» Goal of the exercise: Lift out each line of the data that holds "Academic".

» Extracted data:
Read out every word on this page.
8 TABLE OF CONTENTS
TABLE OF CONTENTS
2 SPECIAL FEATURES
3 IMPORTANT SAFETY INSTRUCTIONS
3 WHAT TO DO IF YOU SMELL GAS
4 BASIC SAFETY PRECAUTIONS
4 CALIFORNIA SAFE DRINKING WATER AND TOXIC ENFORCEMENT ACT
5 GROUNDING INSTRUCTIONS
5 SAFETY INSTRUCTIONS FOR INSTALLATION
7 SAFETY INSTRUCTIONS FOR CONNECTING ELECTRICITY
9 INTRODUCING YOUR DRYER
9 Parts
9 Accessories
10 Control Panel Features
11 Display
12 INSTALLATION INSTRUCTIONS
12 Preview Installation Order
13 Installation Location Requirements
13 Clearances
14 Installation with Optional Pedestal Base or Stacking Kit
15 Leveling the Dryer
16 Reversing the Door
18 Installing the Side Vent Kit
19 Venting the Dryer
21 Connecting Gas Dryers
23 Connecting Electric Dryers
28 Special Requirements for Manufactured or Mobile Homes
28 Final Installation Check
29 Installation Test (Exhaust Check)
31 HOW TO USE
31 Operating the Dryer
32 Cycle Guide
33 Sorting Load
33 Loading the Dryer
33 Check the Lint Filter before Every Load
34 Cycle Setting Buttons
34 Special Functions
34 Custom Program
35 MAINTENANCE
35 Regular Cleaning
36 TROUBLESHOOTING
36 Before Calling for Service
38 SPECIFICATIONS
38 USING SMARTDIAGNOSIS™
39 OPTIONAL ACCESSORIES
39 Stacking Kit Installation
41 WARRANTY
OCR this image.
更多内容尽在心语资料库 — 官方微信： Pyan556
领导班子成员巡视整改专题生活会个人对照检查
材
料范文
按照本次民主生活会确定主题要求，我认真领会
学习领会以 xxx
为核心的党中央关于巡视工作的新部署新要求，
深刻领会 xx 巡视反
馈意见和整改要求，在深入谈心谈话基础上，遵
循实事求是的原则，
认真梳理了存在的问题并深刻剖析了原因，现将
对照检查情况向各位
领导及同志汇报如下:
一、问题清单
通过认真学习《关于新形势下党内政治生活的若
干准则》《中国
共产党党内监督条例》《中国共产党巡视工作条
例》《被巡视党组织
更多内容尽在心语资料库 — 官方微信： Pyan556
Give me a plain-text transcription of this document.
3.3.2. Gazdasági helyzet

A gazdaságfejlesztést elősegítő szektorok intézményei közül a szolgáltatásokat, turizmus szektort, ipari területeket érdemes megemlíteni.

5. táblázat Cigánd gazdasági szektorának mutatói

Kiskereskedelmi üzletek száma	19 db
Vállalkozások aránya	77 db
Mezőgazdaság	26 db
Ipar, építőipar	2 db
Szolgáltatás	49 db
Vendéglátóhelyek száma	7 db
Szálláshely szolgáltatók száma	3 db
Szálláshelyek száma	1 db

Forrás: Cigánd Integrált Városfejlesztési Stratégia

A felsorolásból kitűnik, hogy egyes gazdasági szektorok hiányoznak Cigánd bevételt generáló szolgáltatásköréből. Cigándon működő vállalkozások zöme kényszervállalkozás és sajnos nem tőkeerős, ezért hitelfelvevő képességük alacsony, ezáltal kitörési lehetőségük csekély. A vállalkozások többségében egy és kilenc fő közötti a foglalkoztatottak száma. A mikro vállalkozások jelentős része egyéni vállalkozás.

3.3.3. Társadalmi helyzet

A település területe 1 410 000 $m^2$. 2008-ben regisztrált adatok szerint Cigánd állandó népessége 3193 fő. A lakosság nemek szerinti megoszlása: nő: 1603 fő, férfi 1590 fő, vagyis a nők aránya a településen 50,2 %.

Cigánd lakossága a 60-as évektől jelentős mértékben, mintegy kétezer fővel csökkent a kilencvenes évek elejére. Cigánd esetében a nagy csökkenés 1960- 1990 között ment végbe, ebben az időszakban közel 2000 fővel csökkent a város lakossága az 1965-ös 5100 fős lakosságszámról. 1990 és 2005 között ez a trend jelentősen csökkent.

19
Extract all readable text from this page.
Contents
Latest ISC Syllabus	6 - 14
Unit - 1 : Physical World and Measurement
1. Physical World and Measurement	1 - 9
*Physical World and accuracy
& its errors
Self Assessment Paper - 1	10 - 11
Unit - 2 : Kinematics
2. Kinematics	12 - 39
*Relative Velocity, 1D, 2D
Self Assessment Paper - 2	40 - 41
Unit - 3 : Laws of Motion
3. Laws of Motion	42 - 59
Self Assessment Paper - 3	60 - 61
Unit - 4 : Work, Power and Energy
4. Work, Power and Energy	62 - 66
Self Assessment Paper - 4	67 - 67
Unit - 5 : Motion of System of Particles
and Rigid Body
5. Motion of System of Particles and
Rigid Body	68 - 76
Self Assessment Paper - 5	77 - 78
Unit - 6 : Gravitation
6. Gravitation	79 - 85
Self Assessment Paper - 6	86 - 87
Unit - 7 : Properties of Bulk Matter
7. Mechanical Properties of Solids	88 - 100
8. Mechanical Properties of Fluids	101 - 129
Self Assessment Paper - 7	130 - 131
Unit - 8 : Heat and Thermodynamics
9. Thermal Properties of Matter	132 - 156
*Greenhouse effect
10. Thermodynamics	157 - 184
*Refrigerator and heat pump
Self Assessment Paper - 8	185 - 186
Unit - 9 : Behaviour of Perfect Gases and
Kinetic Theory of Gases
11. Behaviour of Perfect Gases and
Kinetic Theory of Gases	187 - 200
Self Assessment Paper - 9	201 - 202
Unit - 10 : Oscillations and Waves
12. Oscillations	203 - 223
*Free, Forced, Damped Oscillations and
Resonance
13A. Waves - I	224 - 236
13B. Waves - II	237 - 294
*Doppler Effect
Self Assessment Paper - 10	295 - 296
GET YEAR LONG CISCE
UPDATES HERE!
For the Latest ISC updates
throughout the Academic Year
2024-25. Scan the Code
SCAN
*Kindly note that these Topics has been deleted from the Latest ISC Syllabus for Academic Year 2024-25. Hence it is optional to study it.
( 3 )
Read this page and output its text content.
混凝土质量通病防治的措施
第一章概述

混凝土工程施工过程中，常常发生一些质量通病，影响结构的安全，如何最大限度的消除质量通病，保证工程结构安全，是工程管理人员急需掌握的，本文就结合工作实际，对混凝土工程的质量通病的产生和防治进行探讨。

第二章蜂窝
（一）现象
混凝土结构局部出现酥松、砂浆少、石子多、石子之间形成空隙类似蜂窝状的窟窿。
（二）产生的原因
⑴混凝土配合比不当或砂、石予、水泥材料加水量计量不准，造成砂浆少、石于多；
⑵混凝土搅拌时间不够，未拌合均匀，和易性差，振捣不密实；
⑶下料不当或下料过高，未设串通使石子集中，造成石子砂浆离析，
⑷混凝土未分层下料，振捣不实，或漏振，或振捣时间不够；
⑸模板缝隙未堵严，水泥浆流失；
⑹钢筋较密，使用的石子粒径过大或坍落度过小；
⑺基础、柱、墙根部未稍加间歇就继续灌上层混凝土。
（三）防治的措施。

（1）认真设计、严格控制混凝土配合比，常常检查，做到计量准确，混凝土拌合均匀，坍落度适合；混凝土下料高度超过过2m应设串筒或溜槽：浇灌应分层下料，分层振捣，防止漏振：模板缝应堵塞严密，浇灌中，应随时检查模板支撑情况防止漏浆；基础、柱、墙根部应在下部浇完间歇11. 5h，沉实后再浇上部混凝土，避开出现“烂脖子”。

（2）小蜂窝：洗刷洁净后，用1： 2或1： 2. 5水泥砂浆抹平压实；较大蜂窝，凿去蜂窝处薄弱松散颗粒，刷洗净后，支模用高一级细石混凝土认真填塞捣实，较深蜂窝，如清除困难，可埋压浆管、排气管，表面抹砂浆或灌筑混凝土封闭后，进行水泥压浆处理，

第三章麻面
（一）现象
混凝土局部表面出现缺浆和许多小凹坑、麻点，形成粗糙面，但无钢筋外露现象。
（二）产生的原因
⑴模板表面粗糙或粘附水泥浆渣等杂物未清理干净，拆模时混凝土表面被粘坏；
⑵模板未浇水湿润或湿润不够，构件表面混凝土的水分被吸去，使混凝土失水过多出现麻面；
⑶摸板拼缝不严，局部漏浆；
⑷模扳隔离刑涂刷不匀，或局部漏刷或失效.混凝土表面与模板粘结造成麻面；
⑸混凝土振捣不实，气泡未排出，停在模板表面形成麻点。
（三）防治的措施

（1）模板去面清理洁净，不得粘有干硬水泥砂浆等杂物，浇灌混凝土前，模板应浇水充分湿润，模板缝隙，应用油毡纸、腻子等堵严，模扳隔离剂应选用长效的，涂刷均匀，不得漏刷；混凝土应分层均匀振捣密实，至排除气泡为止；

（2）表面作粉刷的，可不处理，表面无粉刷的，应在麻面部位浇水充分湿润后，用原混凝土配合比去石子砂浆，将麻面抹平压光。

» The solution:
throughout the Academic Year
*Kindly note that these Topics has been deleted from the Latest ISC Syllabus for Academic Year 2024-25. Hence it is optional to study it.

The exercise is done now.